───── TEXTO APRESENTADO ─────

Os estuários são ecossistemas altamente produtivos e de grande valor, fornecendo um grande número de serviços naturais e benefícios sociais (e.g. áreas de viveiro). Estes sistemas estão também sujeitos a várias pressões antropogénicas que convergem para os estuários. Por este motivo, há um crescente esforço internacional para melhorar a gestão de fontes de pressão difusa nestes ecossistemas. Os compostos farmacêuticos são considerados poluentes emergentes de preocupação prioritária, devido à sua ubiquidade no meio aquático e ao seu potencial para provocar efeitos biológicos até em concentrações baixas. São ainda considerados contaminantes persistentes ou pseudopersistentes, dado o uso crescente e libertação constante no meio aquático, sobretudo provenientes de estações de tratamento de águas residuais, o que está na génese da expressão ‘medicar o ambiente’.
Neste contexto, avaliar os efeitos dos resíduos farmacêuticos no ambiente estuarino é de extrema importância no sentido de uma gestão eficiente e do cumprimento de requisitos de qualidade ambiental. Contudo, a investigação ainda se depara com lacunas de conhecimento, particularmente no que toca à bioacumulação, aos efeitos de exposição crónica e a misturas de fármacos no meio natural. A informação existente é ainda mais escassa se considerarmos organismos marinhos e costeiros.

─────

## APLICAR A LEITURA
A: Resuma em duas frases o texto sobre fármacos em estuários.
B: Copie o trecho do texto sobre fármacos em estuários desde "Os estuários são" até "expressão ‘medicar o ambiente’.", inclusive.

───── DADOS DE ORIGEM ─────

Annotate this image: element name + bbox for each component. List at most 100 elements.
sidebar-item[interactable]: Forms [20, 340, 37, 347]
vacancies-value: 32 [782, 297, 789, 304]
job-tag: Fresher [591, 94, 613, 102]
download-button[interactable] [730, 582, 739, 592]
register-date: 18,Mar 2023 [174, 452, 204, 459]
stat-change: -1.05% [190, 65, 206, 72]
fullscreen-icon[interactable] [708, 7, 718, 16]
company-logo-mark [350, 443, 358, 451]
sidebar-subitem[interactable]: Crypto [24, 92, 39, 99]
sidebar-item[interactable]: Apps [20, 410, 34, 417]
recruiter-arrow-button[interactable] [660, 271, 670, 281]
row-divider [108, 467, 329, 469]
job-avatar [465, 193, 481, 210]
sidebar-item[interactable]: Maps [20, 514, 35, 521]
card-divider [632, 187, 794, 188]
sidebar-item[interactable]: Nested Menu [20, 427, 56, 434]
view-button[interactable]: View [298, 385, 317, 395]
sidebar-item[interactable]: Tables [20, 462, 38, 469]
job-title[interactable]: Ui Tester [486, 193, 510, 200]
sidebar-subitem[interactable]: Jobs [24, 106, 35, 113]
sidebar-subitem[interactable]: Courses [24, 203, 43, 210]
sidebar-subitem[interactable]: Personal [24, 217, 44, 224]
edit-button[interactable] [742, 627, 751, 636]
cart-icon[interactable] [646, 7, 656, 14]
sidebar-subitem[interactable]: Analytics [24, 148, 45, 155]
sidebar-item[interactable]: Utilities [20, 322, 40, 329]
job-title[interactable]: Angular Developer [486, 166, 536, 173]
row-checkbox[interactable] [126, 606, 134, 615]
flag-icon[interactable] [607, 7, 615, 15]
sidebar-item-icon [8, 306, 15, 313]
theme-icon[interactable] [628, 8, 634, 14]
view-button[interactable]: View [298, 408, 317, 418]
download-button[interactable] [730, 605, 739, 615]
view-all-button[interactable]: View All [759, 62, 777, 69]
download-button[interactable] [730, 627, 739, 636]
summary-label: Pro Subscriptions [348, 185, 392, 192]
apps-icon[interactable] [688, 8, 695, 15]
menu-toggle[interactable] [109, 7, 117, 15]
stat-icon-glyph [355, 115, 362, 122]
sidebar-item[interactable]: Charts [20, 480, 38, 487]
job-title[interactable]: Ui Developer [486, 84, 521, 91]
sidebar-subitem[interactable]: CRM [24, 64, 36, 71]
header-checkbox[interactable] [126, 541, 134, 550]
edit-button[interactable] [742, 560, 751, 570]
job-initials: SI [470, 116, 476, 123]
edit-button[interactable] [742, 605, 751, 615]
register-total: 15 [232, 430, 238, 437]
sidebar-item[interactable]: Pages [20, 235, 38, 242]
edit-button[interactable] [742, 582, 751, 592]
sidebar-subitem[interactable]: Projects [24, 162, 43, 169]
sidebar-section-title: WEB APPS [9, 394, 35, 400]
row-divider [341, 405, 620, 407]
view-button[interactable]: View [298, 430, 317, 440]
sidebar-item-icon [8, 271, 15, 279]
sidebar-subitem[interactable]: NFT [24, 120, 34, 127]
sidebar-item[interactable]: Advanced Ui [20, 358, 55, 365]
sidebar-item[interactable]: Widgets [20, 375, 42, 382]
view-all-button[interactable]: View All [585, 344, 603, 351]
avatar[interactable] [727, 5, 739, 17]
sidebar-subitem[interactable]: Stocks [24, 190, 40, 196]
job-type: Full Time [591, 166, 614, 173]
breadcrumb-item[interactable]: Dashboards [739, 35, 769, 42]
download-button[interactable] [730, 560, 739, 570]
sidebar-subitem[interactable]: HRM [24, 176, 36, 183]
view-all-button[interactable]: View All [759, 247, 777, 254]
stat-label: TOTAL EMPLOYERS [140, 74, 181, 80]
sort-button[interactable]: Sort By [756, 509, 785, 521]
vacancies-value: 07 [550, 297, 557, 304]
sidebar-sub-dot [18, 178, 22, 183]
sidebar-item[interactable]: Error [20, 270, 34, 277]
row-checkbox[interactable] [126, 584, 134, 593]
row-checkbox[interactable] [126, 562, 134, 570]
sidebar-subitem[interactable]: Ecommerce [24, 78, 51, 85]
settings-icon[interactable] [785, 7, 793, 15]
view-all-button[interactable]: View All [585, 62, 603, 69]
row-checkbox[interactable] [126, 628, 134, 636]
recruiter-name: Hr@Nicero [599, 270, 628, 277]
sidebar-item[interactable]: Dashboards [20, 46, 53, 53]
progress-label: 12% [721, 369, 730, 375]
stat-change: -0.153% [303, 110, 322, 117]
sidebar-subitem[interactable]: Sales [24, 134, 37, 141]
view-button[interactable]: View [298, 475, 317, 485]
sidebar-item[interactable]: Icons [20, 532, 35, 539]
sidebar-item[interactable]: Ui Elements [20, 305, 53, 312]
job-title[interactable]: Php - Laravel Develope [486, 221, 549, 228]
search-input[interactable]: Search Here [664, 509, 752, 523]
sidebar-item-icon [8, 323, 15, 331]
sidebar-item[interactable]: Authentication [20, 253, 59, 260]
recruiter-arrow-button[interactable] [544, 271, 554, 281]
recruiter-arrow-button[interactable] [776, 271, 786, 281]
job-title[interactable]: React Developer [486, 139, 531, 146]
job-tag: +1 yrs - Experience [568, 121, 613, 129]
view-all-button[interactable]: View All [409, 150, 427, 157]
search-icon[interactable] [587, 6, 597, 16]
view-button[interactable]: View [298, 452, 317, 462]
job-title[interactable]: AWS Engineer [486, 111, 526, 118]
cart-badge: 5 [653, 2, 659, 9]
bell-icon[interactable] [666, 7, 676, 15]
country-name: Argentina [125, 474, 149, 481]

─────

## RESPOSTAS POR ITEM
A: Os estuários são ecossistemas altamente produtivos e valiosos, sujeitos a várias pressões antropogénicas, e os compostos farmacêuticos são considerados poluentes emergentes de preocupação prioritária pela sua ubiquidade no meio aquático e pelo potencial de provocar efeitos biológicos mesmo em concentrações baixas. Avaliar os efeitos destes resíduos no ambiente estuarino é de extrema importância para uma gestão eficiente, mas persistem lacunas de conhecimento sobre bioacumulação, exposição crónica e misturas de fármacos no meio natural, e a informação é ainda mais escassa para organismos marinhos e costeiros.

B:
Os estuários são ecossistemas altamente produtivos e de grande valor, fornecendo um grande número de serviços naturais e benefícios sociais (e.g. áreas de viveiro). Estes sistemas estão também sujeitos a várias pressões antropogénicas que convergem para os estuários. Por este motivo, há um crescente esforço internacional para melhorar a gestão de fontes de pressão difusa nestes ecossistemas. Os compostos farmacêuticos são considerados poluentes emergentes de preocupação prioritária, devido à sua ubiquidade no meio aquático e ao seu potencial para provocar efeitos biológicos até em concentrações baixas. São ainda considerados contaminantes persistentes ou pseudopersistentes, dado o uso crescente e libertação constante no meio aquático, sobretudo provenientes de estações de tratamento de águas residuais, o que está na génese da expressão ‘medicar o ambiente’.